### LISTED ENTRIES

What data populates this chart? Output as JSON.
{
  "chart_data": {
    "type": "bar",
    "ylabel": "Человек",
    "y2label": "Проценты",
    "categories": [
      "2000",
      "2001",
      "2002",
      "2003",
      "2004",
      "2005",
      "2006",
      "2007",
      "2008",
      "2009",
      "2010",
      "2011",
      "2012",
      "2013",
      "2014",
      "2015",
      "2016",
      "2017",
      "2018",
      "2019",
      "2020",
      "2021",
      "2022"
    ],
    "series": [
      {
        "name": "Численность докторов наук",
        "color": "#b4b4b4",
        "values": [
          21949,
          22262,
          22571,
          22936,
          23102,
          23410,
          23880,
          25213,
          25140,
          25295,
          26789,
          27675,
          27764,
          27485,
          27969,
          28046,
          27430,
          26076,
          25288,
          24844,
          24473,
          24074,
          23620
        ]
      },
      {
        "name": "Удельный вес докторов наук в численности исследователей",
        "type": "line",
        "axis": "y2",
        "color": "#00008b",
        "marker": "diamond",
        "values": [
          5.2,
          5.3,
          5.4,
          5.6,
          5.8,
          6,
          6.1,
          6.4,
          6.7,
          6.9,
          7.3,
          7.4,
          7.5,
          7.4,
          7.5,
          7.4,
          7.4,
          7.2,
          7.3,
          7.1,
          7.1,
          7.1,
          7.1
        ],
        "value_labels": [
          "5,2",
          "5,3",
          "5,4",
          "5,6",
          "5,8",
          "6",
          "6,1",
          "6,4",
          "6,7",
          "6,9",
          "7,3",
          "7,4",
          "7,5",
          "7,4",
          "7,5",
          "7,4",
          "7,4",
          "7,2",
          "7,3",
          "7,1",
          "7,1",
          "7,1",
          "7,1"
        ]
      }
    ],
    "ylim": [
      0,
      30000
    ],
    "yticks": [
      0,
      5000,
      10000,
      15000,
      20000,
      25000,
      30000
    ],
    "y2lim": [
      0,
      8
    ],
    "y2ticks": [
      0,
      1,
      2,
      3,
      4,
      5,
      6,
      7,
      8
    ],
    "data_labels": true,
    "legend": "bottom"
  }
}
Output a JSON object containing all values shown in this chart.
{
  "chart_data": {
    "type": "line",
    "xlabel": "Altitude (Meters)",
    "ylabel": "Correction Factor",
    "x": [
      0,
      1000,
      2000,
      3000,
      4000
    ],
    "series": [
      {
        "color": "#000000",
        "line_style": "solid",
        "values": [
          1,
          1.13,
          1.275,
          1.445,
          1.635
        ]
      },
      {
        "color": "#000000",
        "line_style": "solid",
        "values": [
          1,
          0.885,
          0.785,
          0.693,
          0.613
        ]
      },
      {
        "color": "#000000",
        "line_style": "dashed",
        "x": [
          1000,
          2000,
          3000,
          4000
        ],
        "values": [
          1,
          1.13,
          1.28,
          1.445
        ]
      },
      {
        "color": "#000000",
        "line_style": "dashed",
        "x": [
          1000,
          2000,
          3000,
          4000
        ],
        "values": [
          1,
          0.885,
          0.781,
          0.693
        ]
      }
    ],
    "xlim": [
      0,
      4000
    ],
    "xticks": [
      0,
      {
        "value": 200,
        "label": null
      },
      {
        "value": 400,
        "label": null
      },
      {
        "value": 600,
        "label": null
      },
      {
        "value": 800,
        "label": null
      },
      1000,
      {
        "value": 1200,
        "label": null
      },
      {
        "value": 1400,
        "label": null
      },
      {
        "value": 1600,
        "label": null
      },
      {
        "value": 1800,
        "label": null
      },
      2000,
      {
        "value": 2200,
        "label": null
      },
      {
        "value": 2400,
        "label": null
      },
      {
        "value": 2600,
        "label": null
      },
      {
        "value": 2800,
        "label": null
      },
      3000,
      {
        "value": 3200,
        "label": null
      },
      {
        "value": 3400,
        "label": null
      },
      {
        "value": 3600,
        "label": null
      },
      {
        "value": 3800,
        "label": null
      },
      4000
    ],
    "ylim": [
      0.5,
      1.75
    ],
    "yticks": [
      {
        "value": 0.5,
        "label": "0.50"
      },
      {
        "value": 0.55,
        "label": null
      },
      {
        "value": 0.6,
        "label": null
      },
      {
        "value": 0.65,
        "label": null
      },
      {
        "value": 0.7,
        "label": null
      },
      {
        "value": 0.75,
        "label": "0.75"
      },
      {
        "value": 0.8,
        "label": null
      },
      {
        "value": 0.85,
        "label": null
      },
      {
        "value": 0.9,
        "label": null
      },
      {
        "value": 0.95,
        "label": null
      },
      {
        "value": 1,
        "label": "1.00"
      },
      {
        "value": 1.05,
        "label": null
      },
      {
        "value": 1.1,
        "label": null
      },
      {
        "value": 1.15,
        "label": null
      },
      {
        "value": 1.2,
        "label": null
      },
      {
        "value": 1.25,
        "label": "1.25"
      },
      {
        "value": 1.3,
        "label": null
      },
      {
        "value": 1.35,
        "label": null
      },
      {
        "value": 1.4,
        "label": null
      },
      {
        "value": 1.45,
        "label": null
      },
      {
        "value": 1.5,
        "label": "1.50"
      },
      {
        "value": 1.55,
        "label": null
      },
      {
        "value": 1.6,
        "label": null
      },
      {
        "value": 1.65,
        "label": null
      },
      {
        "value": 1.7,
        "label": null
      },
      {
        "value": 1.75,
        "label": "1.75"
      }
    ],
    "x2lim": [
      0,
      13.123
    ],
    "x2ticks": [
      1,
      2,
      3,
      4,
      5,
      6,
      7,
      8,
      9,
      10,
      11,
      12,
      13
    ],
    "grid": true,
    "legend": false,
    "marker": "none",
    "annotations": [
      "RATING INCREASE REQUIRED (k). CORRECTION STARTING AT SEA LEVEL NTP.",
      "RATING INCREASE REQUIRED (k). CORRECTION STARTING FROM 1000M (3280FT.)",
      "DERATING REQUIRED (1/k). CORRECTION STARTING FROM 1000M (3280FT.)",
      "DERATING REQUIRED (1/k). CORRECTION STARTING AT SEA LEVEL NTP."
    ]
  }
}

######

TASK TO COMPLETE -> Copy all the lines, exactly.

TASK SOLUTION ->
What data populates this chart? Output as JSON.
{
  "chart_data": {
    "type": "bar",
    "ylabel": "Человек",
    "y2label": "Проценты",
    "categories": [
      "2000",
      "2001",
      "2002",
      "2003",
      "2004",
      "2005",
      "2006",
      "2007",
      "2008",
      "2009",
      "2010",
      "2011",
      "2012",
      "2013",
      "2014",
      "2015",
      "2016",
      "2017",
      "2018",
      "2019",
      "2020",
      "2021",
      "2022"
    ],
    "series": [
      {
        "name": "Численность докторов наук",
        "color": "#b4b4b4",
        "values": [
          21949,
          22262,
          22571,
          22936,
          23102,
          23410,
          23880,
          25213,
          25140,
          25295,
          26789,
          27675,
          27764,
          27485,
          27969,
          28046,
          27430,
          26076,
          25288,
          24844,
          24473,
          24074,
          23620
        ]
      },
      {
        "name": "Удельный вес докторов наук в численности исследователей",
        "type": "line",
        "axis": "y2",
        "color": "#00008b",
        "marker": "diamond",
        "values": [
          5.2,
          5.3,
          5.4,
          5.6,
          5.8,
          6,
          6.1,
          6.4,
          6.7,
          6.9,
          7.3,
          7.4,
          7.5,
          7.4,
          7.5,
          7.4,
          7.4,
          7.2,
          7.3,
          7.1,
          7.1,
          7.1,
          7.1
        ],
        "value_labels": [
          "5,2",
          "5,3",
          "5,4",
          "5,6",
          "5,8",
          "6",
          "6,1",
          "6,4",
          "6,7",
          "6,9",
          "7,3",
          "7,4",
          "7,5",
          "7,4",
          "7,5",
          "7,4",
          "7,4",
          "7,2",
          "7,3",
          "7,1",
          "7,1",
          "7,1",
          "7,1"
        ]
      }
    ],
    "ylim": [
      0,
      30000
    ],
    "yticks": [
      0,
      5000,
      10000,
      15000,
      20000,
      25000,
      30000
    ],
    "y2lim": [
      0,
      8
    ],
    "y2ticks": [
      0,
      1,
      2,
      3,
      4,
      5,
      6,
      7,
      8
    ],
    "data_labels": true,
    "legend": "bottom"
  }
}
Output a JSON object containing all values shown in this chart.
{
  "chart_data": {
    "type": "line",
    "xlabel": "Altitude (Meters)",
    "ylabel": "Correction Factor",
    "x": [
      0,
      1000,
      2000,
      3000,
      4000
    ],
    "series": [
      {
        "color": "#000000",
        "line_style": "solid",
        "values": [
          1,
          1.13,
          1.275,
          1.445,
          1.635
        ]
      },
      {
        "color": "#000000",
        "line_style": "solid",
        "values": [
          1,
          0.885,
          0.785,
          0.693,
          0.613
        ]
      },
      {
        "color": "#000000",
        "line_style": "dashed",
        "x": [
          1000,
          2000,
          3000,
          4000
        ],
        "values": [
          1,
          1.13,
          1.28,
          1.445
        ]
      },
      {
        "color": "#000000",
        "line_style": "dashed",
        "x": [
          1000,
          2000,
          3000,
          4000
        ],
        "values": [
          1,
          0.885,
          0.781,
          0.693
        ]
      }
    ],
    "xlim": [
      0,
      4000
    ],
    "xticks": [
      0,
      {
        "value": 200,
        "label": null
      },
      {
        "value": 400,
        "label": null
      },
      {
        "value": 600,
        "label": null
      },
      {
        "value": 800,
        "label": null
      },
      1000,
      {
        "value": 1200,
        "label": null
      },
      {
        "value": 1400,
        "label": null
      },
      {
        "value": 1600,
        "label": null
      },
      {
        "value": 1800,
        "label": null
      },
      2000,
      {
        "value": 2200,
        "label": null
      },
      {
        "value": 2400,
        "label": null
      },
      {
        "value": 2600,
        "label": null
      },
      {
        "value": 2800,
        "label": null
      },
      3000,
      {
        "value": 3200,
        "label": null
      },
      {
        "value": 3400,
        "label": null
      },
      {
        "value": 3600,
        "label": null
      },
      {
        "value": 3800,
        "label": null
      },
      4000
    ],
    "ylim": [
      0.5,
      1.75
    ],
    "yticks": [
      {
        "value": 0.5,
        "label": "0.50"
      },
      {
        "value": 0.55,
        "label": null
      },
      {
        "value": 0.6,
        "label": null
      },
      {
        "value": 0.65,
        "label": null
      },
      {
        "value": 0.7,
        "label": null
      },
      {
        "value": 0.75,
        "label": "0.75"
      },
      {
        "value": 0.8,
        "label": null
      },
      {
        "value": 0.85,
        "label": null
      },
      {
        "value": 0.9,
        "label": null
      },
      {
        "value": 0.95,
        "label": null
      },
      {
        "value": 1,
        "label": "1.00"
      },
      {
        "value": 1.05,
        "label": null
      },
      {
        "value": 1.1,
        "label": null
      },
      {
        "value": 1.15,
        "label": null
      },
      {
        "value": 1.2,
        "label": null
      },
      {
        "value": 1.25,
        "label": "1.25"
      },
      {
        "value": 1.3,
        "label": null
      },
      {
        "value": 1.35,
        "label": null
      },
      {
        "value": 1.4,
        "label": null
      },
      {
        "value": 1.45,
        "label": null
      },
      {
        "value": 1.5,
        "label": "1.50"
      },
      {
        "value": 1.55,
        "label": null
      },
      {
        "value": 1.6,
        "label": null
      },
      {
        "value": 1.65,
        "label": null
      },
      {
        "value": 1.7,
        "label": null
      },
      {
        "value": 1.75,
        "label": "1.75"
      }
    ],
    "x2lim": [
      0,
      13.123
    ],
    "x2ticks": [
      1,
      2,
      3,
      4,
      5,
      6,
      7,
      8,
      9,
      10,
      11,
      12,
      13
    ],
    "grid": true,
    "legend": false,
    "marker": "none",
    "annotations": [
      "RATING INCREASE REQUIRED (k). CORRECTION STARTING AT SEA LEVEL NTP.",
      "RATING INCREASE REQUIRED (k). CORRECTION STARTING FROM 1000M (3280FT.)",
      "DERATING REQUIRED (1/k). CORRECTION STARTING FROM 1000M (3280FT.)",
      "DERATING REQUIRED (1/k). CORRECTION STARTING AT SEA LEVEL NTP."
    ]
  }
}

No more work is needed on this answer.